** START Extracted data **

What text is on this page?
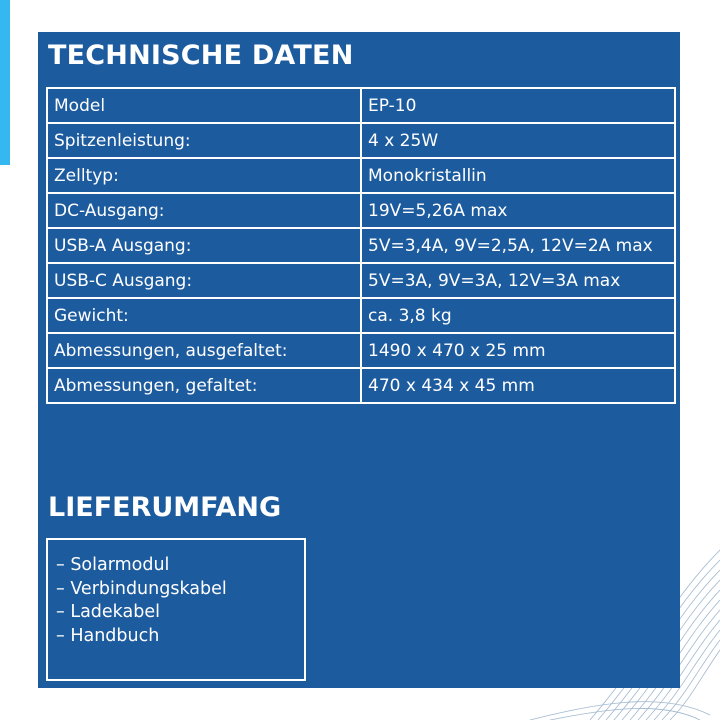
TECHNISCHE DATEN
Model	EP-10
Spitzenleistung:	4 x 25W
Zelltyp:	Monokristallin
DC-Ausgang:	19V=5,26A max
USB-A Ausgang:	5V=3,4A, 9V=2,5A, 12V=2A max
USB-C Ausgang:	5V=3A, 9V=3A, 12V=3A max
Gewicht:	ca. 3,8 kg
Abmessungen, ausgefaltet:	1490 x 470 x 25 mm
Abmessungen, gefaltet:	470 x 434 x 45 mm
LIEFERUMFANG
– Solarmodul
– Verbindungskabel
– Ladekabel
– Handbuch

** END Extracted data **
** START Extracted data **

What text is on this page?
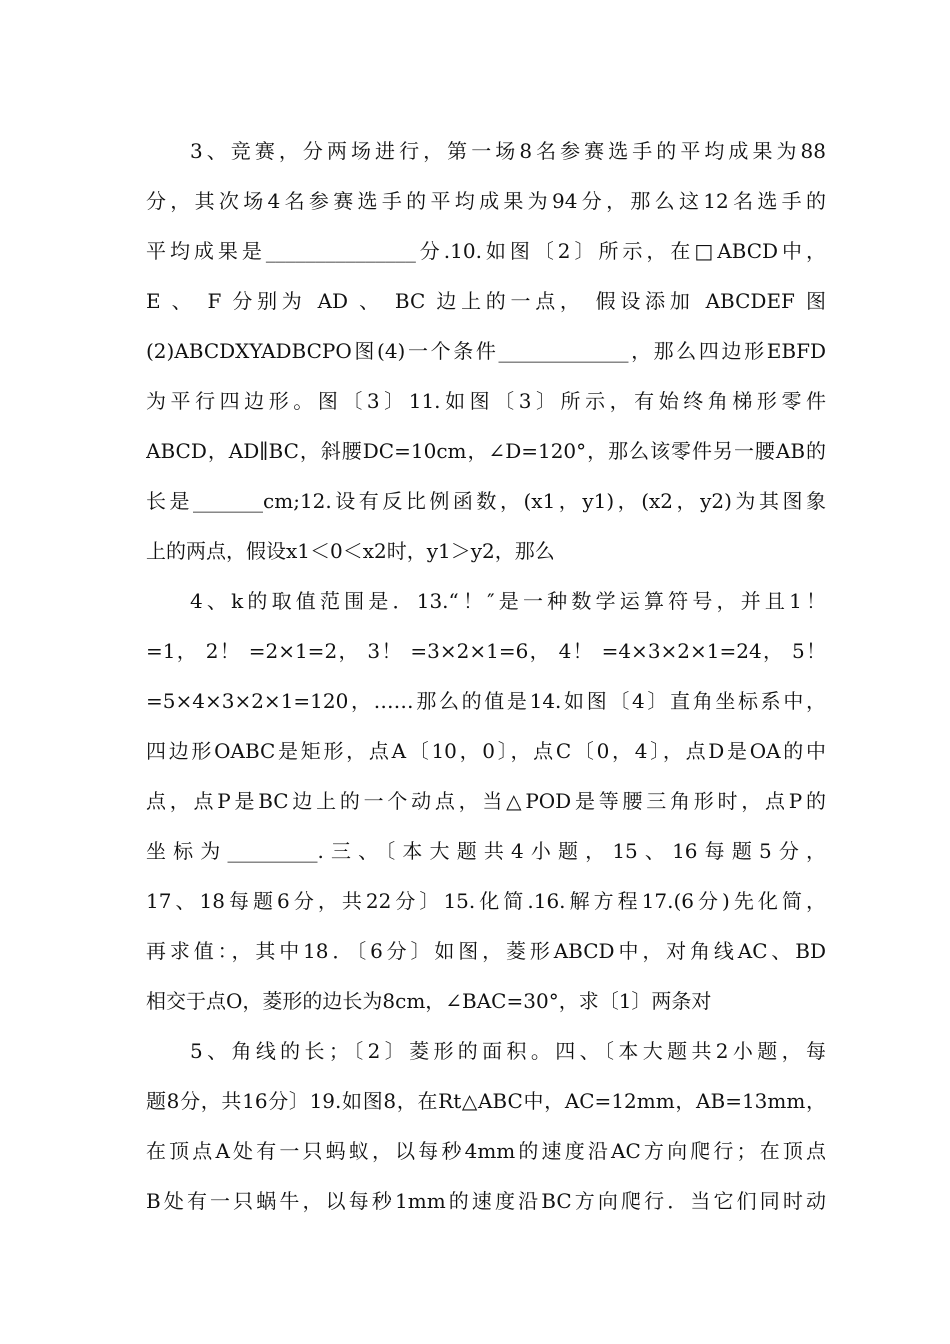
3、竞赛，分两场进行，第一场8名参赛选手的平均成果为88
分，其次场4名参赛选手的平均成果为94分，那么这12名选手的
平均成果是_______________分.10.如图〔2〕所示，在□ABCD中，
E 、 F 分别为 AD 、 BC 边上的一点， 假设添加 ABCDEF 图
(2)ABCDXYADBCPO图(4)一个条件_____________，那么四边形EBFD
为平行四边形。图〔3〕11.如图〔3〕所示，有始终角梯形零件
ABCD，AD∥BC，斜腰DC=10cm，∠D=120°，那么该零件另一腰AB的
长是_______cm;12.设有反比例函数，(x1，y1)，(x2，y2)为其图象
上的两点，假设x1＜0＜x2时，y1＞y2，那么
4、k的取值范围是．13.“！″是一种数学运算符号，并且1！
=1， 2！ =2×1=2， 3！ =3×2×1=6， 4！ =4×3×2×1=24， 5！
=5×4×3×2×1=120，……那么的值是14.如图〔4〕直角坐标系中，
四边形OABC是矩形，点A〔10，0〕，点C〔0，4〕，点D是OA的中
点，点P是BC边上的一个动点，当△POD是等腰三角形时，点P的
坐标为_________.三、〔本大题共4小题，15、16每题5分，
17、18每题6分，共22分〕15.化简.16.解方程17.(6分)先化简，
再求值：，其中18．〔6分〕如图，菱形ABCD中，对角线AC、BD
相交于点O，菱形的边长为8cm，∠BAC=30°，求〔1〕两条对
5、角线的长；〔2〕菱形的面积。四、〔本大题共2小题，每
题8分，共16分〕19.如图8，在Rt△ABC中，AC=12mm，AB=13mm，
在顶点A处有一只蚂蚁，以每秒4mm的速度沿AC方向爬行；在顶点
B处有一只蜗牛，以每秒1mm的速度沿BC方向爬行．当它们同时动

** END Extracted data **
** START Extracted data **

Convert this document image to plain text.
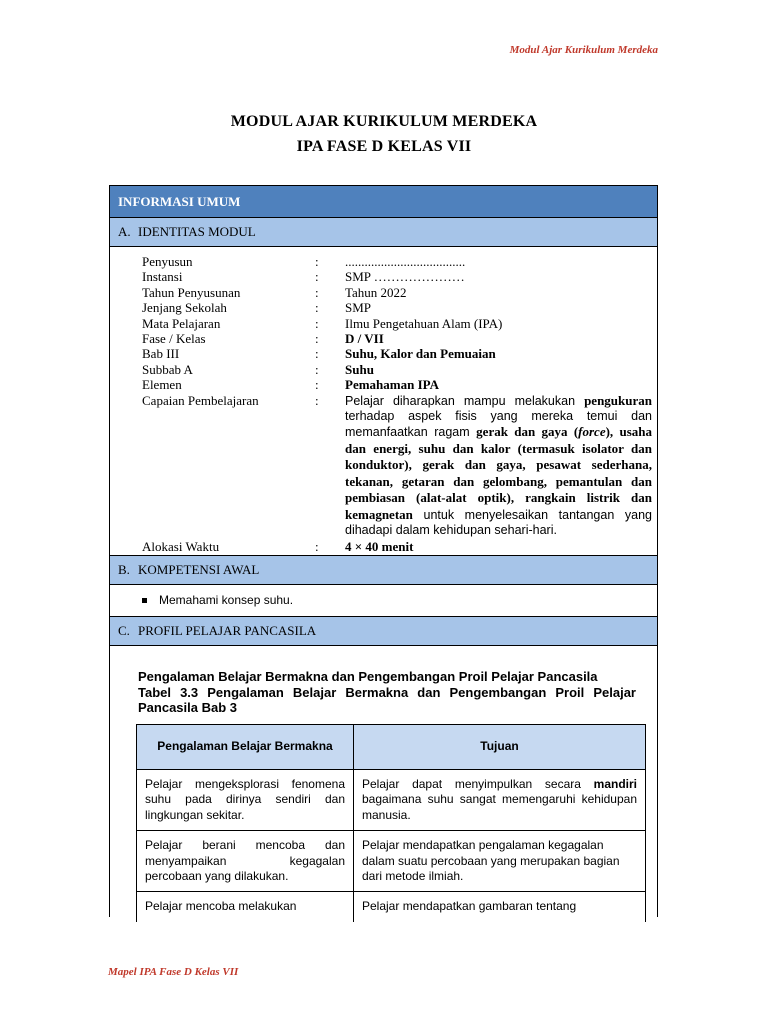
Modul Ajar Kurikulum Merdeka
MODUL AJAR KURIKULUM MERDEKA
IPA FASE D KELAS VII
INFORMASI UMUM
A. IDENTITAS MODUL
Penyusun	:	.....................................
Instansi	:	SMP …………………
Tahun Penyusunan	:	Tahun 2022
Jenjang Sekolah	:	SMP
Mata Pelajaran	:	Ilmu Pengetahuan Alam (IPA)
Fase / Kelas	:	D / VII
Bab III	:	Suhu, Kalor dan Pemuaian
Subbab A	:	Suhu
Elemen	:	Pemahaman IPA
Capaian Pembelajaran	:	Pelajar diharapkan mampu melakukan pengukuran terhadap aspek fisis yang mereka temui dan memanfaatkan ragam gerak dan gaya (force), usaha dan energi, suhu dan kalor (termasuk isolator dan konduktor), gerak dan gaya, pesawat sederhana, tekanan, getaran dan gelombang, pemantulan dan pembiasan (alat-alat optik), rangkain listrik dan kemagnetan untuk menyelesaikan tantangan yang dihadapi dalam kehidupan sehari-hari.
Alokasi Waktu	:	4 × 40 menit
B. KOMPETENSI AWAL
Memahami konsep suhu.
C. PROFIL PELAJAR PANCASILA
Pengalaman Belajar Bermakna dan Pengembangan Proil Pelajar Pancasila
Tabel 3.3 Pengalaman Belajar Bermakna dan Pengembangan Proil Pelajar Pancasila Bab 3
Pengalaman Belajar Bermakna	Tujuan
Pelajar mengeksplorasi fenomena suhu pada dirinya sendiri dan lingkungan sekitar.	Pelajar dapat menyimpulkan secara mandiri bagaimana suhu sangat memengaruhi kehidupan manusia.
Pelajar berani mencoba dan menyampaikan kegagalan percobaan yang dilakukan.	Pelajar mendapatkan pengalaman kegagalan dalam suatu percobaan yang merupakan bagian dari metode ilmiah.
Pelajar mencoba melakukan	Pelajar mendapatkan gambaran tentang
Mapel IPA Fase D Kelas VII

** END Extracted data **

» Instructions for the task: Find the word "yang" in the data and copy out each line where it turns up.

» Reply:
Capaian Pembelajaran	:	Pelajar diharapkan mampu melakukan pengukuran terhadap aspek fisis yang mereka temui dan memanfaatkan ragam gerak dan gaya (force), usaha dan energi, suhu dan kalor (termasuk isolator dan konduktor), gerak dan gaya, pesawat sederhana, tekanan, getaran dan gelombang, pemantulan dan pembiasan (alat-alat optik), rangkain listrik dan kemagnetan untuk menyelesaikan tantangan yang dihadapi dalam kehidupan sehari-hari.
Pelajar berani mencoba dan menyampaikan kegagalan percobaan yang dilakukan.	Pelajar mendapatkan pengalaman kegagalan dalam suatu percobaan yang merupakan bagian dari metode ilmiah.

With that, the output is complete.